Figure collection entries
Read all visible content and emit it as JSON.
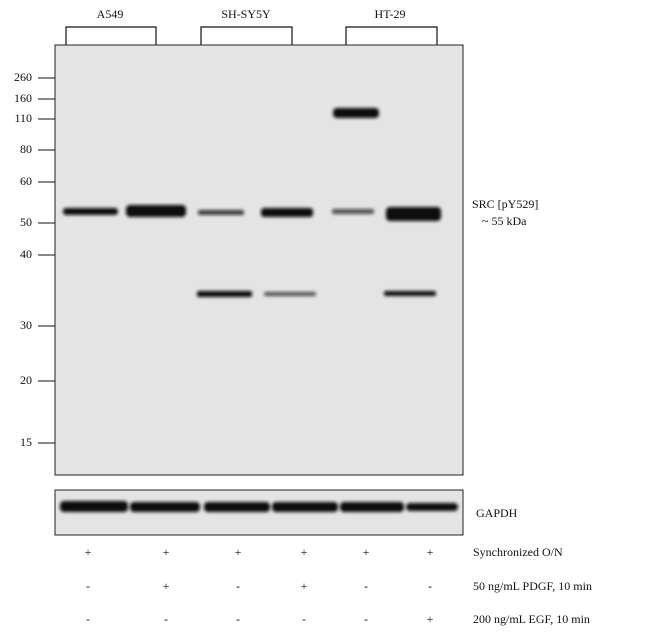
{
  "cell_lines": [
    "A549",
    "SH-SY5Y",
    "HT-29"
  ],
  "markers": [
    260,
    160,
    110,
    80,
    60,
    50,
    40,
    30,
    20,
    15
  ],
  "band_label": {
    "name": "SRC [pY529]",
    "size": "~ 55 kDa"
  },
  "loading_control": "GAPDH",
  "conditions": [
    {
      "label": "Synchronized O/N",
      "lanes": [
        "+",
        "+",
        "+",
        "+",
        "+",
        "+"
      ]
    },
    {
      "label": "50 ng/mL PDGF, 10 min",
      "lanes": [
        "-",
        "+",
        "-",
        "+",
        "-",
        "-"
      ]
    },
    {
      "label": "200 ng/mL EGF, 10 min",
      "lanes": [
        "-",
        "-",
        "-",
        "-",
        "-",
        "+"
      ]
    }
  ]
}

What is needed
Make an exact copy of every entry above, minus the images.

Result of this exercise
Read all visible content and emit it as JSON.
{
  "cell_lines": [
    "A549",
    "SH-SY5Y",
    "HT-29"
  ],
  "markers": [
    260,
    160,
    110,
    80,
    60,
    50,
    40,
    30,
    20,
    15
  ],
  "band_label": {
    "name": "SRC [pY529]",
    "size": "~ 55 kDa"
  },
  "loading_control": "GAPDH",
  "conditions": [
    {
      "label": "Synchronized O/N",
      "lanes": [
        "+",
        "+",
        "+",
        "+",
        "+",
        "+"
      ]
    },
    {
      "label": "50 ng/mL PDGF, 10 min",
      "lanes": [
        "-",
        "+",
        "-",
        "+",
        "-",
        "-"
      ]
    },
    {
      "label": "200 ng/mL EGF, 10 min",
      "lanes": [
        "-",
        "-",
        "-",
        "-",
        "-",
        "+"
      ]
    }
  ]
}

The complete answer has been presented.